◆ Task
Using the data beneath, show every line that includes the word "Umowa".

-- Begin --

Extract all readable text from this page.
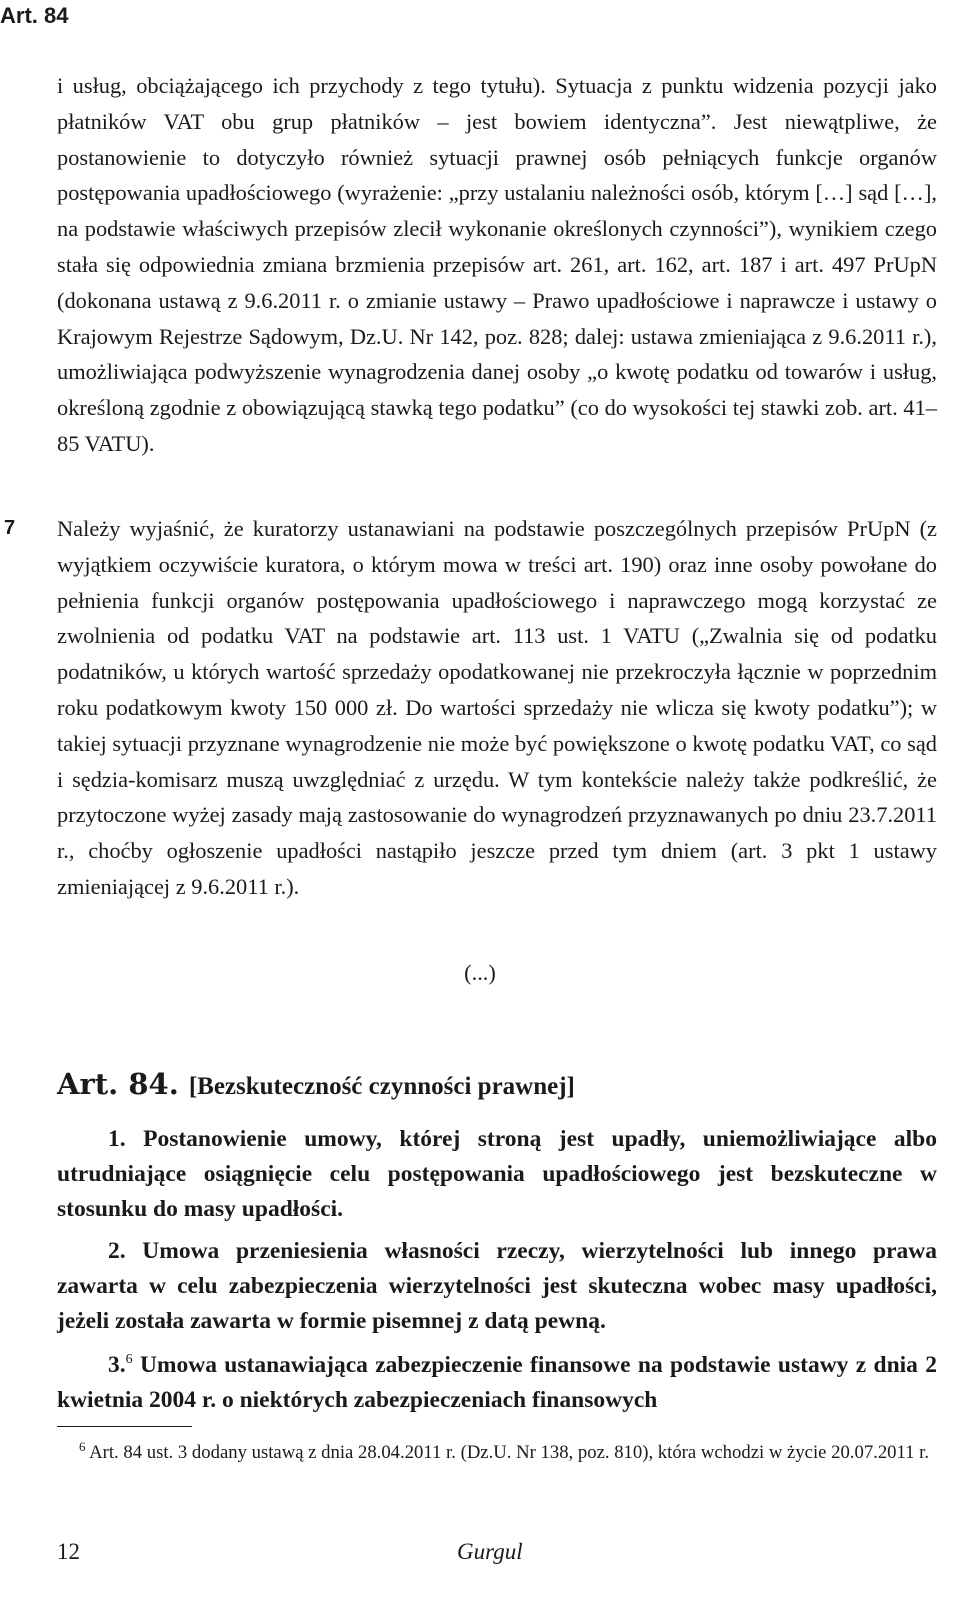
Art. 84
i usług, obciążającego ich przychody z tego tytułu). Sytuacja z punktu widzenia pozycji jako płatników VAT obu grup płatników – jest bowiem identyczna”. Jest niewątpliwe, że postanowienie to dotyczyło również sytuacji prawnej osób pełniących funkcje organów postępowania upadłościowego (wyrażenie: „przy ustalaniu należności osób, którym […] sąd […], na podstawie właściwych przepisów zlecił wykonanie określonych czynności”), wynikiem czego stała się odpowiednia zmiana brzmienia przepisów art. 261, art. 162, art. 187 i art. 497 PrUpN (dokonana ustawą z 9.6.2011 r. o zmianie ustawy – Prawo upadłościowe i naprawcze i ustawy o Krajowym Rejestrze Sądowym, Dz.U. Nr 142, poz. 828; dalej: ustawa zmieniająca z 9.6.2011 r.), umożliwiająca podwyższenie wynagrodzenia danej osoby „o kwotę podatku od towarów i usług, określoną zgodnie z obowiązującą stawką tego podatku” (co do wysokości tej stawki zob. art. 41–85 VATU).
7 Należy wyjaśnić, że kuratorzy ustanawiani na podstawie poszczególnych przepisów PrUpN (z wyjątkiem oczywiście kuratora, o którym mowa w treści art. 190) oraz inne osoby powołane do pełnienia funkcji organów postępowania upadłościowego i naprawczego mogą korzystać ze zwolnienia od podatku VAT na podstawie art. 113 ust. 1 VATU („Zwalnia się od podatku podatników, u których wartość sprzedaży opodatkowanej nie przekroczyła łącznie w poprzednim roku podatkowym kwoty 150 000 zł. Do wartości sprzedaży nie wlicza się kwoty podatku”); w takiej sytuacji przyznane wynagrodzenie nie może być powiększone o kwotę podatku VAT, co sąd i sędzia-komisarz muszą uwzględniać z urzędu. W tym kontekście należy także podkreślić, że przytoczone wyżej zasady mają zastosowanie do wynagrodzeń przyznawanych po dniu 23.7.2011 r., choćby ogłoszenie upadłości nastąpiło jeszcze przed tym dniem (art. 3 pkt 1 ustawy zmieniającej z 9.6.2011 r.).
(...)
Art. 84. [Bezskuteczność czynności prawnej]
1. Postanowienie umowy, której stroną jest upadły, uniemożliwiające albo utrudniające osiągnięcie celu postępowania upadłościowego jest bezskuteczne w stosunku do masy upadłości.
2. Umowa przeniesienia własności rzeczy, wierzytelności lub innego prawa zawarta w celu zabezpieczenia wierzytelności jest skuteczna wobec masy upadłości, jeżeli została zawarta w formie pisemnej z datą pewną.
3.$^6$ Umowa ustanawiająca zabezpieczenie finansowe na podstawie ustawy z dnia 2 kwietnia 2004 r. o niektórych zabezpieczeniach finansowych
$^6$ Art. 84 ust. 3 dodany ustawą z dnia 28.04.2011 r. (Dz.U. Nr 138, poz. 810), która wchodzi w życie 20.07.2011 r.
12	Gurgul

-- End --

◆ Task answer
2. Umowa przeniesienia własności rzeczy, wierzytelności lub innego prawa zawarta w celu zabezpieczenia wierzytelności jest skuteczna wobec masy upadłości, jeżeli została zawarta w formie pisemnej z datą pewną.
3.$^6$ Umowa ustanawiająca zabezpieczenie finansowe na podstawie ustawy z dnia 2 kwietnia 2004 r. o niektórych zabezpieczeniach finansowych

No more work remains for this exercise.